• What the exercise asks:
Pictures in the listing should not be copied. Reproduce, word for word, each line from the one holding "Give me the" through the final line.

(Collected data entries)

......

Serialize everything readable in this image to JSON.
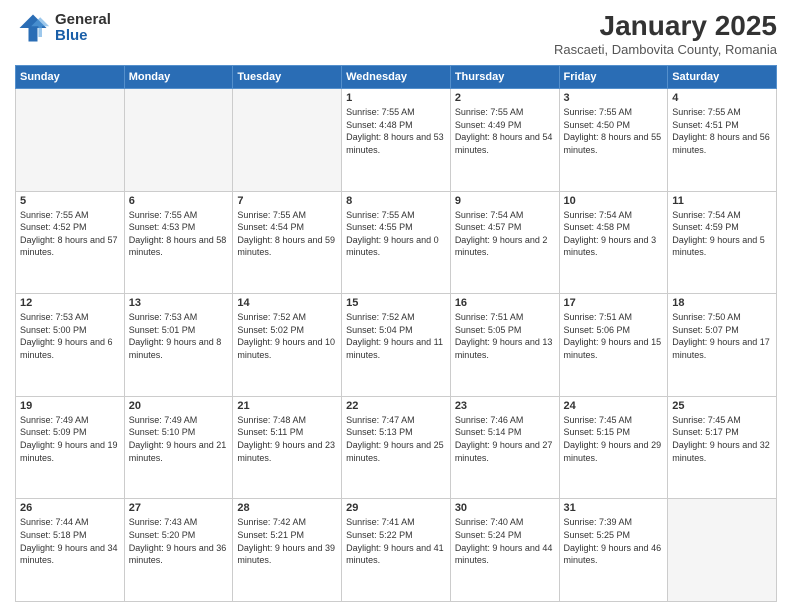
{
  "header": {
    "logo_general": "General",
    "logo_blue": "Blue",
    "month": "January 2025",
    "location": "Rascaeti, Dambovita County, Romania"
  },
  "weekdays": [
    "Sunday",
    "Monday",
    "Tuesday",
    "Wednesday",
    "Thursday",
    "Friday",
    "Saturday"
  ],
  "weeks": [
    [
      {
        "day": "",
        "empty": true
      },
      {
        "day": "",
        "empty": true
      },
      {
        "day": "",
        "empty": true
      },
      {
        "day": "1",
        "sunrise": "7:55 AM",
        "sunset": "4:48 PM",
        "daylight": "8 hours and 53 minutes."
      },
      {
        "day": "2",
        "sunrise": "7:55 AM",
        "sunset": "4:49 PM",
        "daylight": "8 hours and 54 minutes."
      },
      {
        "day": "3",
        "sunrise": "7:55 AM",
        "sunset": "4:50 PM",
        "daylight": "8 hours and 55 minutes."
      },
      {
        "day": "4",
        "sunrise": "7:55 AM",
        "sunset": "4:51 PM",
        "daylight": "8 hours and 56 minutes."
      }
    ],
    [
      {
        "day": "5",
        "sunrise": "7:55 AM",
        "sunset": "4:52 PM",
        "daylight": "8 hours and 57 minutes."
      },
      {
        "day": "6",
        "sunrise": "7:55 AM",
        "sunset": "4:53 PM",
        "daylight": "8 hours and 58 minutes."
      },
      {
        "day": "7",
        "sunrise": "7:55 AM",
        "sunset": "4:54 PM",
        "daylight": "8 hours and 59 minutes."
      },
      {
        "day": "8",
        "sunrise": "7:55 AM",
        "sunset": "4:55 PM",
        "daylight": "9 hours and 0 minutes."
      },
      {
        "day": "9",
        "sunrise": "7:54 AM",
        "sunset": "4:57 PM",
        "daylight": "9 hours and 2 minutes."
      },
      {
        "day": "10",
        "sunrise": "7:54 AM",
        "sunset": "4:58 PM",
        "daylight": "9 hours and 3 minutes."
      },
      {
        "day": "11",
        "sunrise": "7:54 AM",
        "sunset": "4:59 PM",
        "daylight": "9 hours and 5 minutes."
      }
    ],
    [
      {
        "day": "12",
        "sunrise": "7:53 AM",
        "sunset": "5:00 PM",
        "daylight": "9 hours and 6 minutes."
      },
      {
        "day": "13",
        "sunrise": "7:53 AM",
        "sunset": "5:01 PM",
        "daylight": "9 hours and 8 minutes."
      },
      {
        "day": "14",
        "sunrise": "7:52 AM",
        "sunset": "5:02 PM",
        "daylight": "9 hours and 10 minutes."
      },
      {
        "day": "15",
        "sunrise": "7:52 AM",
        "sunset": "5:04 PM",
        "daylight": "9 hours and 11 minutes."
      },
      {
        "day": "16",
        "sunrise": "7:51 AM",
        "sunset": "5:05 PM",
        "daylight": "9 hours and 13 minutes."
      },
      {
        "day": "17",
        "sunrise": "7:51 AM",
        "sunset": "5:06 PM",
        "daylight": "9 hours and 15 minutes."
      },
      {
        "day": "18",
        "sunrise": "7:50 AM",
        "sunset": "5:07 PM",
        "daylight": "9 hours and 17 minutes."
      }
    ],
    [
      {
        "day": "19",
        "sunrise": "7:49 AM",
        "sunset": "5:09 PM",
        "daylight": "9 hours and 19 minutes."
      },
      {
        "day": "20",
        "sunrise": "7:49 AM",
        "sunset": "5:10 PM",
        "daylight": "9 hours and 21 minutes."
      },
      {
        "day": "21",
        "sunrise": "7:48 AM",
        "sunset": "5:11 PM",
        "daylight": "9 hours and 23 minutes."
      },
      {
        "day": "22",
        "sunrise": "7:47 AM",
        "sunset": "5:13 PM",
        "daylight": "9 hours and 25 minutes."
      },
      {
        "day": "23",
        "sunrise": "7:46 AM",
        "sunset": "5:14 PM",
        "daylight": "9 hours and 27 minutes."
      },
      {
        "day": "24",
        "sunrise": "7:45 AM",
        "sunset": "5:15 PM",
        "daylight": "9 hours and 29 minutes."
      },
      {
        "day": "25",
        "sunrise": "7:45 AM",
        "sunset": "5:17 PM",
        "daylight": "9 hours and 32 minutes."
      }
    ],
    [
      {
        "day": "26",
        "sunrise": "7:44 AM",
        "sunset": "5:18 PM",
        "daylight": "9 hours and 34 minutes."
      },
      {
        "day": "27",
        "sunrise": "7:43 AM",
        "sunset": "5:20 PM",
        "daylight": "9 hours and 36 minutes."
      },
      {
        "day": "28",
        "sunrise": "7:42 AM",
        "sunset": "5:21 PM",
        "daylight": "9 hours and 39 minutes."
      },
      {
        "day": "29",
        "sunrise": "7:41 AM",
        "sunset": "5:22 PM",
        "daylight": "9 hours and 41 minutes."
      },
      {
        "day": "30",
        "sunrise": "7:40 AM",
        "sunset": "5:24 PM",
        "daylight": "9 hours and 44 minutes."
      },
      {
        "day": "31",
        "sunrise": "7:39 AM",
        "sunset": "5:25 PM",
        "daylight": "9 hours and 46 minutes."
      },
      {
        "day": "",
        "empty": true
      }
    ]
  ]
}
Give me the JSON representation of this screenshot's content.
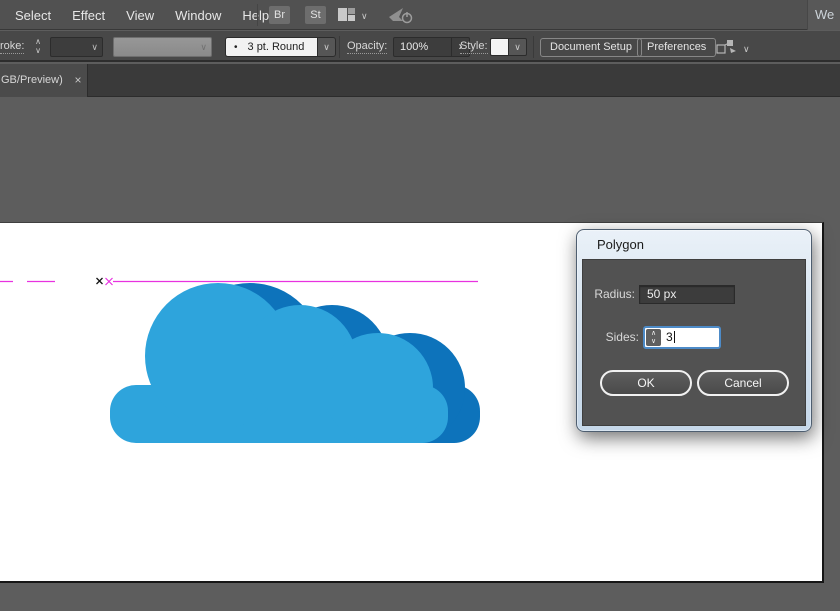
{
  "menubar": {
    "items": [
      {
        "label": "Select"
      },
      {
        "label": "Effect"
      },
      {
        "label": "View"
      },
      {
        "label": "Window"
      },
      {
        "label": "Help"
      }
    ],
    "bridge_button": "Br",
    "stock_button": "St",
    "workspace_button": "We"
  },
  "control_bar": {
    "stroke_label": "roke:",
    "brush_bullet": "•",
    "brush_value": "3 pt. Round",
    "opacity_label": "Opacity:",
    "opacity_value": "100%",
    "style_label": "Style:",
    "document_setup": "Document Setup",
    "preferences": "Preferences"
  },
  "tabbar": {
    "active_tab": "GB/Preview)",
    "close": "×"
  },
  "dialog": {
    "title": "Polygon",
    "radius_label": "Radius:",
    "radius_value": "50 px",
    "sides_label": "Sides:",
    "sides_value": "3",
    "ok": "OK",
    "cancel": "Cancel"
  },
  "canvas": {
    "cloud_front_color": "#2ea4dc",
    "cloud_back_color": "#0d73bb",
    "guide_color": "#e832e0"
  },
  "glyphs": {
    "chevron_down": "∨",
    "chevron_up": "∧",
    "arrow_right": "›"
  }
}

......

• Finished answer:
Give me the JSON representation of this screenshot's content.
{
  "menubar": {
    "items": [
      {
        "label": "Select"
      },
      {
        "label": "Effect"
      },
      {
        "label": "View"
      },
      {
        "label": "Window"
      },
      {
        "label": "Help"
      }
    ],
    "bridge_button": "Br",
    "stock_button": "St",
    "workspace_button": "We"
  },
  "control_bar": {
    "stroke_label": "roke:",
    "brush_bullet": "•",
    "brush_value": "3 pt. Round",
    "opacity_label": "Opacity:",
    "opacity_value": "100%",
    "style_label": "Style:",
    "document_setup": "Document Setup",
    "preferences": "Preferences"
  },
  "tabbar": {
    "active_tab": "GB/Preview)",
    "close": "×"
  },
  "dialog": {
    "title": "Polygon",
    "radius_label": "Radius:",
    "radius_value": "50 px",
    "sides_label": "Sides:",
    "sides_value": "3",
    "ok": "OK",
    "cancel": "Cancel"
  },
  "canvas": {
    "cloud_front_color": "#2ea4dc",
    "cloud_back_color": "#0d73bb",
    "guide_color": "#e832e0"
  },
  "glyphs": {
    "chevron_down": "∨",
    "chevron_up": "∧",
    "arrow_right": "›"
  }
}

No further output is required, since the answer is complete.